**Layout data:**
────────────────────────────────────────
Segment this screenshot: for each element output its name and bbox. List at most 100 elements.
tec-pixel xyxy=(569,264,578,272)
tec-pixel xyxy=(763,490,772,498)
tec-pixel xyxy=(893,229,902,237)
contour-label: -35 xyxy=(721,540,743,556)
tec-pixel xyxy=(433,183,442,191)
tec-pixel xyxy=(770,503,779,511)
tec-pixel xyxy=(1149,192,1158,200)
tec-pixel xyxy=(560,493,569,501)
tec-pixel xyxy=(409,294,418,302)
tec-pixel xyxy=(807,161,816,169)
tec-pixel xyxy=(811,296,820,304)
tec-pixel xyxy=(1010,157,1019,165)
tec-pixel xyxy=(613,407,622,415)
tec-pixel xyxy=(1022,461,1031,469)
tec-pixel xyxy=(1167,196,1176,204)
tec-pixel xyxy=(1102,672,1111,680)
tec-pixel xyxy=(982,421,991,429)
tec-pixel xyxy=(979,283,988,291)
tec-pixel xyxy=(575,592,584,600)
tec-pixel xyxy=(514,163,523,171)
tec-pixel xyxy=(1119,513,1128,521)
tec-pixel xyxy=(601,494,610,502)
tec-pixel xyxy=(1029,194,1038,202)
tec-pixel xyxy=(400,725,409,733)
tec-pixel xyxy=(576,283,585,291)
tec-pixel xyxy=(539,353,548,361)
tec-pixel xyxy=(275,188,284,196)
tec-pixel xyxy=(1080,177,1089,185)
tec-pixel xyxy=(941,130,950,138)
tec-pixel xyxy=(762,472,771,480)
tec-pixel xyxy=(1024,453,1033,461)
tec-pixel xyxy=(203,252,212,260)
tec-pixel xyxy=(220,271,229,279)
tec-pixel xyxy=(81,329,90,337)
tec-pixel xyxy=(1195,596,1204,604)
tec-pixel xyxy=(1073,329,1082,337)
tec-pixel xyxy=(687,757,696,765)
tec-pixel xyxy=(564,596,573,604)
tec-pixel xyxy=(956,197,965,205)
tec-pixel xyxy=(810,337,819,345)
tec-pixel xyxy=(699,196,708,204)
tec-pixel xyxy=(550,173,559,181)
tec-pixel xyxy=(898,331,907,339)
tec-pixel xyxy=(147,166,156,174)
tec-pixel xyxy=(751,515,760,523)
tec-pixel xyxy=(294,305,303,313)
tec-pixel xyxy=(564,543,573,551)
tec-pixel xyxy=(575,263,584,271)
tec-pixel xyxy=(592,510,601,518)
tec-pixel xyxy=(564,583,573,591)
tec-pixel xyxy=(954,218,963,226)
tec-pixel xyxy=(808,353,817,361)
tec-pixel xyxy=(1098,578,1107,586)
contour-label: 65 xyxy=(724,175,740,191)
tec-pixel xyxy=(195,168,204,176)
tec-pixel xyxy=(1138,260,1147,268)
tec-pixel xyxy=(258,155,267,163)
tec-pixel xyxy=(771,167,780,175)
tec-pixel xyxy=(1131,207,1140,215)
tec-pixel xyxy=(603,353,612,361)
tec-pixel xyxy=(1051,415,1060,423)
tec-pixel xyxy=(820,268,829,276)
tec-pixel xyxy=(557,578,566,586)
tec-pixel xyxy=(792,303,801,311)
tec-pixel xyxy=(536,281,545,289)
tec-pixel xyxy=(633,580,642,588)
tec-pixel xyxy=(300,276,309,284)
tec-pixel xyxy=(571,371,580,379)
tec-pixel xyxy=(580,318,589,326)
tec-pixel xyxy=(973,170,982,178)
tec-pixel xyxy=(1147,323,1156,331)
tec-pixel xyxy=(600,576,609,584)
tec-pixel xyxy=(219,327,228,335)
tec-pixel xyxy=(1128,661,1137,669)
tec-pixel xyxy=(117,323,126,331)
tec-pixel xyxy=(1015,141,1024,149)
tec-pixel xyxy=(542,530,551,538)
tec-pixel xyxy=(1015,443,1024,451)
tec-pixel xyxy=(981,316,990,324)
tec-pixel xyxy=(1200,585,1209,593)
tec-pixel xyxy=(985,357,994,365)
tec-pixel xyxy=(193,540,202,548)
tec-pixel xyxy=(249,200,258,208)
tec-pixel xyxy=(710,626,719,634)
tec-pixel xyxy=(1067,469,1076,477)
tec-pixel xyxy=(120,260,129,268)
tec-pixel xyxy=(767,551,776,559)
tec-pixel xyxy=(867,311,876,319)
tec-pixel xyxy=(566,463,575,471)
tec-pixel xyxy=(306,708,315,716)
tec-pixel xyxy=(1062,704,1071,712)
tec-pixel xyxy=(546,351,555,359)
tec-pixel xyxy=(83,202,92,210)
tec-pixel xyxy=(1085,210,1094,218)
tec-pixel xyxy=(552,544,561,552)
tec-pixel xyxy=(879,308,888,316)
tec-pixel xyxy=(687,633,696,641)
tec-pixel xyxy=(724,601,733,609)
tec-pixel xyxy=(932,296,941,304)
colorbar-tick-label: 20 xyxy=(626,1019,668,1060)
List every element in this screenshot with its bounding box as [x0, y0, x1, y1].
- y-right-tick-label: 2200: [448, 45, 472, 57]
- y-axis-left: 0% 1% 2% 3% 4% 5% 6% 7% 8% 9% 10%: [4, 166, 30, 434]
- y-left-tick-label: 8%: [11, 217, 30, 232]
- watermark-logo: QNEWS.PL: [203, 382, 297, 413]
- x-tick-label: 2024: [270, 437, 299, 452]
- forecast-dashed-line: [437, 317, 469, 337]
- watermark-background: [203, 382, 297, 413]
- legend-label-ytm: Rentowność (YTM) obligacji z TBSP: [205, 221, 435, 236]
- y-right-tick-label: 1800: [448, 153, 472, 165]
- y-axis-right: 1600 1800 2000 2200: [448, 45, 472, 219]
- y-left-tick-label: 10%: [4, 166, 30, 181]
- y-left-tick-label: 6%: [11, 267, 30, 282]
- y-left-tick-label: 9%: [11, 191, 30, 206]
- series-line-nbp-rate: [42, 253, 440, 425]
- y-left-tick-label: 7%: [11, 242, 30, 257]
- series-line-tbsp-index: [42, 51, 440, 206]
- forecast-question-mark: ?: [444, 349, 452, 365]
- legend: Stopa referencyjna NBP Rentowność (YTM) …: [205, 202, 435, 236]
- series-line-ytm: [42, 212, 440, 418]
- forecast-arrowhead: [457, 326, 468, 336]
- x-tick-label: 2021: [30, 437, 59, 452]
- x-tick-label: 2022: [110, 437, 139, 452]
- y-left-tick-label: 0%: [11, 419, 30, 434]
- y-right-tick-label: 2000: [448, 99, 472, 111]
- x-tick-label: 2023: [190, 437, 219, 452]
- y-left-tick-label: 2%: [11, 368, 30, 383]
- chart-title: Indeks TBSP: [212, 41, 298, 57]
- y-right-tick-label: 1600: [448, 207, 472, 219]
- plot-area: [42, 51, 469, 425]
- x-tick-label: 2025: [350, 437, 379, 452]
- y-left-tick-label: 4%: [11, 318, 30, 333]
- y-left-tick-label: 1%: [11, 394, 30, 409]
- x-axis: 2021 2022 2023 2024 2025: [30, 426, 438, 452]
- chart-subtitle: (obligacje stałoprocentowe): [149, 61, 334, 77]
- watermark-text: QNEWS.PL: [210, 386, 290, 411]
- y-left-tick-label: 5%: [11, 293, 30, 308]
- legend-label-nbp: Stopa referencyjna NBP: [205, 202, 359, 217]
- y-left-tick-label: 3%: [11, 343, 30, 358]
────────────────────────────────────────
**WORK REQUIRED:** Rewrite all of the data above, replacing every occurrence of "tec-pixel" with "tec-point" and leaving everything else unchanged.

**FINAL RESULT:**
Segment this screenshot: for each element output its name and bbox. List at most 100 elements.
tec-point xyxy=(569,264,578,272)
tec-point xyxy=(763,490,772,498)
tec-point xyxy=(893,229,902,237)
contour-label: -35 xyxy=(721,540,743,556)
tec-point xyxy=(433,183,442,191)
tec-point xyxy=(770,503,779,511)
tec-point xyxy=(1149,192,1158,200)
tec-point xyxy=(560,493,569,501)
tec-point xyxy=(409,294,418,302)
tec-point xyxy=(807,161,816,169)
tec-point xyxy=(811,296,820,304)
tec-point xyxy=(1010,157,1019,165)
tec-point xyxy=(613,407,622,415)
tec-point xyxy=(1022,461,1031,469)
tec-point xyxy=(1167,196,1176,204)
tec-point xyxy=(1102,672,1111,680)
tec-point xyxy=(982,421,991,429)
tec-point xyxy=(979,283,988,291)
tec-point xyxy=(575,592,584,600)
tec-point xyxy=(514,163,523,171)
tec-point xyxy=(1119,513,1128,521)
tec-point xyxy=(601,494,610,502)
tec-point xyxy=(1029,194,1038,202)
tec-point xyxy=(400,725,409,733)
tec-point xyxy=(576,283,585,291)
tec-point xyxy=(539,353,548,361)
tec-point xyxy=(275,188,284,196)
tec-point xyxy=(1080,177,1089,185)
tec-point xyxy=(941,130,950,138)
tec-point xyxy=(762,472,771,480)
tec-point xyxy=(1024,453,1033,461)
tec-point xyxy=(203,252,212,260)
tec-point xyxy=(220,271,229,279)
tec-point xyxy=(81,329,90,337)
tec-point xyxy=(1195,596,1204,604)
tec-point xyxy=(1073,329,1082,337)
tec-point xyxy=(687,757,696,765)
tec-point xyxy=(564,596,573,604)
tec-point xyxy=(956,197,965,205)
tec-point xyxy=(810,337,819,345)
tec-point xyxy=(699,196,708,204)
tec-point xyxy=(550,173,559,181)
tec-point xyxy=(898,331,907,339)
tec-point xyxy=(147,166,156,174)
tec-point xyxy=(751,515,760,523)
tec-point xyxy=(294,305,303,313)
tec-point xyxy=(564,543,573,551)
tec-point xyxy=(575,263,584,271)
tec-point xyxy=(592,510,601,518)
tec-point xyxy=(564,583,573,591)
tec-point xyxy=(954,218,963,226)
tec-point xyxy=(808,353,817,361)
tec-point xyxy=(1098,578,1107,586)
contour-label: 65 xyxy=(724,175,740,191)
tec-point xyxy=(195,168,204,176)
tec-point xyxy=(1138,260,1147,268)
tec-point xyxy=(258,155,267,163)
tec-point xyxy=(771,167,780,175)
tec-point xyxy=(1131,207,1140,215)
tec-point xyxy=(603,353,612,361)
tec-point xyxy=(1051,415,1060,423)
tec-point xyxy=(820,268,829,276)
tec-point xyxy=(557,578,566,586)
tec-point xyxy=(792,303,801,311)
tec-point xyxy=(536,281,545,289)
tec-point xyxy=(633,580,642,588)
tec-point xyxy=(300,276,309,284)
tec-point xyxy=(571,371,580,379)
tec-point xyxy=(580,318,589,326)
tec-point xyxy=(973,170,982,178)
tec-point xyxy=(1147,323,1156,331)
tec-point xyxy=(600,576,609,584)
tec-point xyxy=(219,327,228,335)
tec-point xyxy=(1128,661,1137,669)
tec-point xyxy=(117,323,126,331)
tec-point xyxy=(1015,141,1024,149)
tec-point xyxy=(542,530,551,538)
tec-point xyxy=(1015,443,1024,451)
tec-point xyxy=(981,316,990,324)
tec-point xyxy=(1200,585,1209,593)
tec-point xyxy=(985,357,994,365)
tec-point xyxy=(193,540,202,548)
tec-point xyxy=(249,200,258,208)
tec-point xyxy=(710,626,719,634)
tec-point xyxy=(1067,469,1076,477)
tec-point xyxy=(120,260,129,268)
tec-point xyxy=(767,551,776,559)
tec-point xyxy=(867,311,876,319)
tec-point xyxy=(566,463,575,471)
tec-point xyxy=(306,708,315,716)
tec-point xyxy=(1062,704,1071,712)
tec-point xyxy=(546,351,555,359)
tec-point xyxy=(83,202,92,210)
tec-point xyxy=(1085,210,1094,218)
tec-point xyxy=(552,544,561,552)
tec-point xyxy=(879,308,888,316)
tec-point xyxy=(687,633,696,641)
tec-point xyxy=(724,601,733,609)
tec-point xyxy=(932,296,941,304)
colorbar-tick-label: 20 xyxy=(626,1019,668,1060)
List every element in this screenshot with its bounding box as [x0, y0, x1, y1].
- y-right-tick-label: 2200: [448, 45, 472, 57]
- y-axis-left: 0% 1% 2% 3% 4% 5% 6% 7% 8% 9% 10%: [4, 166, 30, 434]
- y-left-tick-label: 8%: [11, 217, 30, 232]
- watermark-logo: QNEWS.PL: [203, 382, 297, 413]
- x-tick-label: 2024: [270, 437, 299, 452]
- forecast-dashed-line: [437, 317, 469, 337]
- watermark-background: [203, 382, 297, 413]
- legend-label-ytm: Rentowność (YTM) obligacji z TBSP: [205, 221, 435, 236]
- y-right-tick-label: 1800: [448, 153, 472, 165]
- y-axis-right: 1600 1800 2000 2200: [448, 45, 472, 219]
- y-left-tick-label: 10%: [4, 166, 30, 181]
- y-left-tick-label: 6%: [11, 267, 30, 282]
- y-left-tick-label: 9%: [11, 191, 30, 206]
- series-line-nbp-rate: [42, 253, 440, 425]
- y-left-tick-label: 7%: [11, 242, 30, 257]
- series-line-tbsp-index: [42, 51, 440, 206]
- forecast-question-mark: ?: [444, 349, 452, 365]
- legend: Stopa referencyjna NBP Rentowność (YTM) …: [205, 202, 435, 236]
- series-line-ytm: [42, 212, 440, 418]
- forecast-arrowhead: [457, 326, 468, 336]
- x-tick-label: 2021: [30, 437, 59, 452]
- x-tick-label: 2022: [110, 437, 139, 452]
- y-left-tick-label: 0%: [11, 419, 30, 434]
- y-right-tick-label: 2000: [448, 99, 472, 111]
- x-tick-label: 2023: [190, 437, 219, 452]
- y-left-tick-label: 2%: [11, 368, 30, 383]
- chart-title: Indeks TBSP: [212, 41, 298, 57]
- y-right-tick-label: 1600: [448, 207, 472, 219]
- plot-area: [42, 51, 469, 425]
- x-tick-label: 2025: [350, 437, 379, 452]
- y-left-tick-label: 4%: [11, 318, 30, 333]
- y-left-tick-label: 1%: [11, 394, 30, 409]
- x-axis: 2021 2022 2023 2024 2025: [30, 426, 438, 452]
- chart-subtitle: (obligacje stałoprocentowe): [149, 61, 334, 77]
- watermark-text: QNEWS.PL: [210, 386, 290, 411]
- y-left-tick-label: 5%: [11, 293, 30, 308]
- legend-label-nbp: Stopa referencyjna NBP: [205, 202, 359, 217]
- y-left-tick-label: 3%: [11, 343, 30, 358]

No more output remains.